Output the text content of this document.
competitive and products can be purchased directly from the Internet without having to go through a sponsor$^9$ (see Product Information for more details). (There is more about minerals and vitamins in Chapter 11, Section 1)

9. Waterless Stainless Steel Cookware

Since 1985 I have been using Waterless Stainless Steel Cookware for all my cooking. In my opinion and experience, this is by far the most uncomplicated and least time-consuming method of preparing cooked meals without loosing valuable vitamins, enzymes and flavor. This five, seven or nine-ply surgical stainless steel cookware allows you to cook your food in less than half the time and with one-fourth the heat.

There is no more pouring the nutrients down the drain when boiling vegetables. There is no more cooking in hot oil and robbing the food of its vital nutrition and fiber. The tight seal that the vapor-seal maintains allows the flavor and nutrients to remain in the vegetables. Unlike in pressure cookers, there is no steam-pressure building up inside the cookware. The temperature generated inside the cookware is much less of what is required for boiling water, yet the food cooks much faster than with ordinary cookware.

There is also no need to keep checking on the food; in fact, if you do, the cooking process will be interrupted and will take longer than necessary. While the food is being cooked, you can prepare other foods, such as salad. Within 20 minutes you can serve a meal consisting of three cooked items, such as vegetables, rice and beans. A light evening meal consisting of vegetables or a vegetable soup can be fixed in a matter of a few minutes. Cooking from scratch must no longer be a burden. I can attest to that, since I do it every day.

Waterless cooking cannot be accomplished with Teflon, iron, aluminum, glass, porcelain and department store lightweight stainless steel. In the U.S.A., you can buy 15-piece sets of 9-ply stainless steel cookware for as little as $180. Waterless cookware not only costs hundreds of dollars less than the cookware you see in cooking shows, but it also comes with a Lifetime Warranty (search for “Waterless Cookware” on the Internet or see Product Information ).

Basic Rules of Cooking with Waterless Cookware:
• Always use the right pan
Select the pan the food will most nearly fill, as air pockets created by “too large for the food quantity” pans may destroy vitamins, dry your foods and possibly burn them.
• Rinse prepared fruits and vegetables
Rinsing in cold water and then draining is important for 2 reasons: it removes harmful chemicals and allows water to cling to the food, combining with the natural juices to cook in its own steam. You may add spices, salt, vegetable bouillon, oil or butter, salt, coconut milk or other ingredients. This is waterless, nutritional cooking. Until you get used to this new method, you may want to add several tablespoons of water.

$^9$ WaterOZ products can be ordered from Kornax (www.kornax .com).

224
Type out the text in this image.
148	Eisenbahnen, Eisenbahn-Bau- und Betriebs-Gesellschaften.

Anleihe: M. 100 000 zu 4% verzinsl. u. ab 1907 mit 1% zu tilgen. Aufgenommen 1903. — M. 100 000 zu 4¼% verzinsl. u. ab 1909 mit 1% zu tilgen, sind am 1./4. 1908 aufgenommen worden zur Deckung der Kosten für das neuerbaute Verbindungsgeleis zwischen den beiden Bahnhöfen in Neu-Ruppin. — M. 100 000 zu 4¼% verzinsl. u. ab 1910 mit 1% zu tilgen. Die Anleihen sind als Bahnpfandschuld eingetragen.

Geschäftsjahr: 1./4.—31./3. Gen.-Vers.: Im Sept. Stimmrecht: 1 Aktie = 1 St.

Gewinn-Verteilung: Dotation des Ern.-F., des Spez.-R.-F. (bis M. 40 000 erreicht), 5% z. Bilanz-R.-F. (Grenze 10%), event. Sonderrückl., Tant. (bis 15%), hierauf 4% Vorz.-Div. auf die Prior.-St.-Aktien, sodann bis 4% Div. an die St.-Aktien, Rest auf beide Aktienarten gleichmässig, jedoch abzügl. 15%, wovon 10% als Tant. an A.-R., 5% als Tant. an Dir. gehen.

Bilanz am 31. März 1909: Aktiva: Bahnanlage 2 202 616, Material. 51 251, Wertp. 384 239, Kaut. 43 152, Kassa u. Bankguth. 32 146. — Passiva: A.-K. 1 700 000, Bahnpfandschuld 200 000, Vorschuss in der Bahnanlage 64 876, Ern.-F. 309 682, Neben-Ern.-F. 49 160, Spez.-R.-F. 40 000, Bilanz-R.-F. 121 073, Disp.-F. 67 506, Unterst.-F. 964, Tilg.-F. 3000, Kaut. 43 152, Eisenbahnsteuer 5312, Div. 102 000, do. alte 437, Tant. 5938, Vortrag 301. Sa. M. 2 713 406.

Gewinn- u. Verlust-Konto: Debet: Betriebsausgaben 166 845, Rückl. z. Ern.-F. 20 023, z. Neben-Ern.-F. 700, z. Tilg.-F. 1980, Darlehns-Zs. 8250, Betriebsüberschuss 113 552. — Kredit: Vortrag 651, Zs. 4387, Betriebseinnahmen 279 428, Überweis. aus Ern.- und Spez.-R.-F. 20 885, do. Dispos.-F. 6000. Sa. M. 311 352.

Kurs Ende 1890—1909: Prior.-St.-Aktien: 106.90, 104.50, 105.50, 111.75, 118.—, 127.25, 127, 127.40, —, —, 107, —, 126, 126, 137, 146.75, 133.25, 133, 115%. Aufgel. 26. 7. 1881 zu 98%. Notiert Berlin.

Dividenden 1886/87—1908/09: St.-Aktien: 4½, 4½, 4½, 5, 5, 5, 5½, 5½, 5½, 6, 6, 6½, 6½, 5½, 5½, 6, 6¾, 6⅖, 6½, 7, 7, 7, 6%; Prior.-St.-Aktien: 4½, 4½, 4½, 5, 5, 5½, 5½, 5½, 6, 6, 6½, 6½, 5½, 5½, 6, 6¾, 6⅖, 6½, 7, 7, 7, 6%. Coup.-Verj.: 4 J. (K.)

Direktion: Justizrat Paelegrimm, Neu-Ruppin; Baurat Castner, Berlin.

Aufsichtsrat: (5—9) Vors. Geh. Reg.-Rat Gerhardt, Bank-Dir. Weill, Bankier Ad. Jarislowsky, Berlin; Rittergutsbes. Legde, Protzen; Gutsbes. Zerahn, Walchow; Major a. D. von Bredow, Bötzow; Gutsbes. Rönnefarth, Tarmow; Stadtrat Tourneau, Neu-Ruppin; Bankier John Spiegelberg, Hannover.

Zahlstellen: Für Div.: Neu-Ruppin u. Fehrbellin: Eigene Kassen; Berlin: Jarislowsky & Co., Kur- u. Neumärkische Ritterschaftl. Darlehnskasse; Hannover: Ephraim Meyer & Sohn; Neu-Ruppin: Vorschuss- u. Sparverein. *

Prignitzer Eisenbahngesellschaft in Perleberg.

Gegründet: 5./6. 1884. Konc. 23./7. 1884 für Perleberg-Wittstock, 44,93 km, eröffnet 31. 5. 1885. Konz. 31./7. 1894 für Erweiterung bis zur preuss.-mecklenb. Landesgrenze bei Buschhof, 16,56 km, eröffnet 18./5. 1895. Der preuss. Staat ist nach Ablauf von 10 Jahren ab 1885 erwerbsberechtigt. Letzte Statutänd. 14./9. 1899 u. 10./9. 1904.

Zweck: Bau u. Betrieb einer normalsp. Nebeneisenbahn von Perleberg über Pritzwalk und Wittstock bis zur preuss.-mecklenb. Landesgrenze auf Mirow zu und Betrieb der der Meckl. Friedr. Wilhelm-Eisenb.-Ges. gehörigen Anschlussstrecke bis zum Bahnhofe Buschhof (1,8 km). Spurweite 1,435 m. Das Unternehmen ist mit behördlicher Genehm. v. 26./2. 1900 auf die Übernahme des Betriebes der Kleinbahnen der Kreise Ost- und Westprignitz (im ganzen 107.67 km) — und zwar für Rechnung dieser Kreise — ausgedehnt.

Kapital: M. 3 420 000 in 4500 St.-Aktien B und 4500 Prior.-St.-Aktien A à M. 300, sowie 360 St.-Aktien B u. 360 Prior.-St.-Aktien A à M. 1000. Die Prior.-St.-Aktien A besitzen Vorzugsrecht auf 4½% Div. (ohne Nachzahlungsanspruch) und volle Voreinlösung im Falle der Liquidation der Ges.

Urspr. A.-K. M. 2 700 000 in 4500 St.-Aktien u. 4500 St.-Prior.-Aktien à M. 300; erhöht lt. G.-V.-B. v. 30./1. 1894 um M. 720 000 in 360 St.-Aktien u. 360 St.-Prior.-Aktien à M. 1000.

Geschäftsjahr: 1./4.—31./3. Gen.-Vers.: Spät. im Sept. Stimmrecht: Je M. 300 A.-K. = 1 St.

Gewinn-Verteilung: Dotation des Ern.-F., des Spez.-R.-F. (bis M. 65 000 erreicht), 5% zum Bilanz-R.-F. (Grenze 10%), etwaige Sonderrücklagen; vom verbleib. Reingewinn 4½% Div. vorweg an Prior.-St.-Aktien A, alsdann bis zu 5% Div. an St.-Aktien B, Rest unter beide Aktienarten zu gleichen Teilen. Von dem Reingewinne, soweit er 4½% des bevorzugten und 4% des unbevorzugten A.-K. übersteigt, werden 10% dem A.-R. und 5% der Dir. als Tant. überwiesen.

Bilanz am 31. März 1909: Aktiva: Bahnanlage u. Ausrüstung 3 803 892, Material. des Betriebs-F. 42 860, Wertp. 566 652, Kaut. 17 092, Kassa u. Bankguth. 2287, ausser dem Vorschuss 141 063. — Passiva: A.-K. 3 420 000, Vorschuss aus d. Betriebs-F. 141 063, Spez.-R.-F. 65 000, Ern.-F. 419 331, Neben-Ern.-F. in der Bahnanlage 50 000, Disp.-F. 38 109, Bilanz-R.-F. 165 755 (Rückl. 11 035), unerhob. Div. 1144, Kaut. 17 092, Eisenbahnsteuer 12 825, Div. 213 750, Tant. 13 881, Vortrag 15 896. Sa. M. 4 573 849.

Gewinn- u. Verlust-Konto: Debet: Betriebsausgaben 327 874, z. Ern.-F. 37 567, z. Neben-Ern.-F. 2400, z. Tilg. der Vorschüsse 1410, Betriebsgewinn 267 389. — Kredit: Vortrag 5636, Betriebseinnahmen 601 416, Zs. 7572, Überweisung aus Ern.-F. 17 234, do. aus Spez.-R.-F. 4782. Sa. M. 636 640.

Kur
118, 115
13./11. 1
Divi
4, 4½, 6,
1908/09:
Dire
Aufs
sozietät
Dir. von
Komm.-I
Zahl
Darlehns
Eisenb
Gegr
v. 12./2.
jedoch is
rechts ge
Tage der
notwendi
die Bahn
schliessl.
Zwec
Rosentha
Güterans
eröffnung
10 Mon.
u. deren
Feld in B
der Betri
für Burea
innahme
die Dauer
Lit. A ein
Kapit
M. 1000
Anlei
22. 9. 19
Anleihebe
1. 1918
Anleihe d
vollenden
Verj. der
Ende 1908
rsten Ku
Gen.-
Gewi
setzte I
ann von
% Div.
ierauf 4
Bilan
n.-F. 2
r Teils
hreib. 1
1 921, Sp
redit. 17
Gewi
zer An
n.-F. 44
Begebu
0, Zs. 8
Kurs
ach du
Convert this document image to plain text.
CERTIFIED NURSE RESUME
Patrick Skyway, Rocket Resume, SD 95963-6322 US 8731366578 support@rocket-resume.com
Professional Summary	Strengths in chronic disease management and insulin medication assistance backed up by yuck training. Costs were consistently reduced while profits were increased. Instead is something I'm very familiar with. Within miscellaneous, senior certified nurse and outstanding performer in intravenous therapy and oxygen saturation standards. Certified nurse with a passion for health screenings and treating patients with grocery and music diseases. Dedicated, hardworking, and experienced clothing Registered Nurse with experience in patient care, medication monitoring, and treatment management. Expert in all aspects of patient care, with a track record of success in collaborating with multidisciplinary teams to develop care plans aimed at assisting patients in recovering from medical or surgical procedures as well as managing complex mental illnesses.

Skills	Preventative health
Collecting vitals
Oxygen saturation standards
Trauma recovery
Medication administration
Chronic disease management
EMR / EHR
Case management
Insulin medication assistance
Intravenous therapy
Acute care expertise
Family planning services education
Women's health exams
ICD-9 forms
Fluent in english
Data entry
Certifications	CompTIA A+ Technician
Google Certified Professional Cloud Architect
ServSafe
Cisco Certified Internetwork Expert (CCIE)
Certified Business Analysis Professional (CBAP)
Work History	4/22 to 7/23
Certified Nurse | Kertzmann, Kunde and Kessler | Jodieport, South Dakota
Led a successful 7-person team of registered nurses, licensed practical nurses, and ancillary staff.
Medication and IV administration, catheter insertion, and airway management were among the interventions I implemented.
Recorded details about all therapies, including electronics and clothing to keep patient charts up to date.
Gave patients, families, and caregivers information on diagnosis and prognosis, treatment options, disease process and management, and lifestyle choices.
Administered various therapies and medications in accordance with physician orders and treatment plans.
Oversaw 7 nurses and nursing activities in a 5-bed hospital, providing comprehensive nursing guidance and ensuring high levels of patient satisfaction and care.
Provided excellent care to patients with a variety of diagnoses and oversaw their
::::::
● **WORK REQUEST**:
Find the word "products" in the material, then list each line that holds it.

● **EXERCISE SOLUTION**:
competitive and products can be purchased directly from the Internet without having to go through a sponsor$^9$ (see Product Information for more details). (There is more about minerals and vitamins in Chapter 11, Section 1)
$^9$ WaterOZ products can be ordered from Kornax (www.kornax .com).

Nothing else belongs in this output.